%%

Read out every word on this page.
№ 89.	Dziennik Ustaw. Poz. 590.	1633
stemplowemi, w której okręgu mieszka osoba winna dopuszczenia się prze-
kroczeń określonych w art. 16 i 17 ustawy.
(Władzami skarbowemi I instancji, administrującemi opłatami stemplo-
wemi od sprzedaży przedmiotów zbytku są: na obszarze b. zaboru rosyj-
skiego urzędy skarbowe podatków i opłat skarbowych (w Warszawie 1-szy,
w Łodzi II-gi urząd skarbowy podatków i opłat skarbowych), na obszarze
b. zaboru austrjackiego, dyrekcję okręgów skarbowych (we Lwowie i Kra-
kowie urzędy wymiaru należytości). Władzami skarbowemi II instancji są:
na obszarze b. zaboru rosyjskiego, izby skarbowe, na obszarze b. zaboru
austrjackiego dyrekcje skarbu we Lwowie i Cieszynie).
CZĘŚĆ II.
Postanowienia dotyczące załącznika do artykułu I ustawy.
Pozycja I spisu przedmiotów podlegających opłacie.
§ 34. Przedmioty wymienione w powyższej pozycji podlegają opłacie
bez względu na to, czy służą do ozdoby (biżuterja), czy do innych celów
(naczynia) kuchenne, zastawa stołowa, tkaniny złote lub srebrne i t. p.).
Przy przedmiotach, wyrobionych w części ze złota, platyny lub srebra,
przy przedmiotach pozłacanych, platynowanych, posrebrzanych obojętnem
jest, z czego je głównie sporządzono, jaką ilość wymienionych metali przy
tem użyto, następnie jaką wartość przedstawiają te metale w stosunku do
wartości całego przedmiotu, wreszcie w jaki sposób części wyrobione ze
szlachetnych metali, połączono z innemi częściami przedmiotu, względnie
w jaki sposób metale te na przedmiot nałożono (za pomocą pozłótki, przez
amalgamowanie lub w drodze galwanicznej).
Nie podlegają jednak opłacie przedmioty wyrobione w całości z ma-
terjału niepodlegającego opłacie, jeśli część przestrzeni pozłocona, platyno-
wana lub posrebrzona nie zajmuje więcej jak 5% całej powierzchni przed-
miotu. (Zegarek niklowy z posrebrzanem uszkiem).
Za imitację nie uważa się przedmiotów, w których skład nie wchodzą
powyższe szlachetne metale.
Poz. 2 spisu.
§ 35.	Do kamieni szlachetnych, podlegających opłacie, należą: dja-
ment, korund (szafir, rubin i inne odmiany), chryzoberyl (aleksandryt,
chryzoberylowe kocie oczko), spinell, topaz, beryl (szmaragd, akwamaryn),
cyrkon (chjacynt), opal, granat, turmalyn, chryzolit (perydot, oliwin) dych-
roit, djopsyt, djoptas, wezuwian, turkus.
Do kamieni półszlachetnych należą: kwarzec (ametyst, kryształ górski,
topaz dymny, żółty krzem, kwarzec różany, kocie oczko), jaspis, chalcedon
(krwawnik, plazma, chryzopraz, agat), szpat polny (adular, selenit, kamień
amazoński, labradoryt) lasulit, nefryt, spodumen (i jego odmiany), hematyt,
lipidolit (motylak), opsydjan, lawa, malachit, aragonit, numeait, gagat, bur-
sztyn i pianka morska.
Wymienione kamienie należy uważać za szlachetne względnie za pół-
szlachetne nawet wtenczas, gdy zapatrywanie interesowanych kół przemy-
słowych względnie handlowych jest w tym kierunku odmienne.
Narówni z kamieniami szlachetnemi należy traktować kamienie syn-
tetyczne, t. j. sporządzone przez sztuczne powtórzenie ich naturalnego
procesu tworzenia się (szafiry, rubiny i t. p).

%%

What is needed:
Using the entries above, please restate each one word for word.

Response to the exercise:
Read out every word on this page.
№ 89.	Dziennik Ustaw. Poz. 590.	1633
stemplowemi, w której okręgu mieszka osoba winna dopuszczenia się prze-
kroczeń określonych w art. 16 i 17 ustawy.
(Władzami skarbowemi I instancji, administrującemi opłatami stemplo-
wemi od sprzedaży przedmiotów zbytku są: na obszarze b. zaboru rosyj-
skiego urzędy skarbowe podatków i opłat skarbowych (w Warszawie 1-szy,
w Łodzi II-gi urząd skarbowy podatków i opłat skarbowych), na obszarze
b. zaboru austrjackiego, dyrekcję okręgów skarbowych (we Lwowie i Kra-
kowie urzędy wymiaru należytości). Władzami skarbowemi II instancji są:
na obszarze b. zaboru rosyjskiego, izby skarbowe, na obszarze b. zaboru
austrjackiego dyrekcje skarbu we Lwowie i Cieszynie).
CZĘŚĆ II.
Postanowienia dotyczące załącznika do artykułu I ustawy.
Pozycja I spisu przedmiotów podlegających opłacie.
§ 34. Przedmioty wymienione w powyższej pozycji podlegają opłacie
bez względu na to, czy służą do ozdoby (biżuterja), czy do innych celów
(naczynia) kuchenne, zastawa stołowa, tkaniny złote lub srebrne i t. p.).
Przy przedmiotach, wyrobionych w części ze złota, platyny lub srebra,
przy przedmiotach pozłacanych, platynowanych, posrebrzanych obojętnem
jest, z czego je głównie sporządzono, jaką ilość wymienionych metali przy
tem użyto, następnie jaką wartość przedstawiają te metale w stosunku do
wartości całego przedmiotu, wreszcie w jaki sposób części wyrobione ze
szlachetnych metali, połączono z innemi częściami przedmiotu, względnie
w jaki sposób metale te na przedmiot nałożono (za pomocą pozłótki, przez
amalgamowanie lub w drodze galwanicznej).
Nie podlegają jednak opłacie przedmioty wyrobione w całości z ma-
terjału niepodlegającego opłacie, jeśli część przestrzeni pozłocona, platyno-
wana lub posrebrzona nie zajmuje więcej jak 5% całej powierzchni przed-
miotu. (Zegarek niklowy z posrebrzanem uszkiem).
Za imitację nie uważa się przedmiotów, w których skład nie wchodzą
powyższe szlachetne metale.
Poz. 2 spisu.
§ 35.	Do kamieni szlachetnych, podlegających opłacie, należą: dja-
ment, korund (szafir, rubin i inne odmiany), chryzoberyl (aleksandryt,
chryzoberylowe kocie oczko), spinell, topaz, beryl (szmaragd, akwamaryn),
cyrkon (chjacynt), opal, granat, turmalyn, chryzolit (perydot, oliwin) dych-
roit, djopsyt, djoptas, wezuwian, turkus.
Do kamieni półszlachetnych należą: kwarzec (ametyst, kryształ górski,
topaz dymny, żółty krzem, kwarzec różany, kocie oczko), jaspis, chalcedon
(krwawnik, plazma, chryzopraz, agat), szpat polny (adular, selenit, kamień
amazoński, labradoryt) lasulit, nefryt, spodumen (i jego odmiany), hematyt,
lipidolit (motylak), opsydjan, lawa, malachit, aragonit, numeait, gagat, bur-
sztyn i pianka morska.
Wymienione kamienie należy uważać za szlachetne względnie za pół-
szlachetne nawet wtenczas, gdy zapatrywanie interesowanych kół przemy-
słowych względnie handlowych jest w tym kierunku odmienne.
Narówni z kamieniami szlachetnemi należy traktować kamienie syn-
tetyczne, t. j. sporządzone przez sztuczne powtórzenie ich naturalnego
procesu tworzenia się (szafiry, rubiny i t. p).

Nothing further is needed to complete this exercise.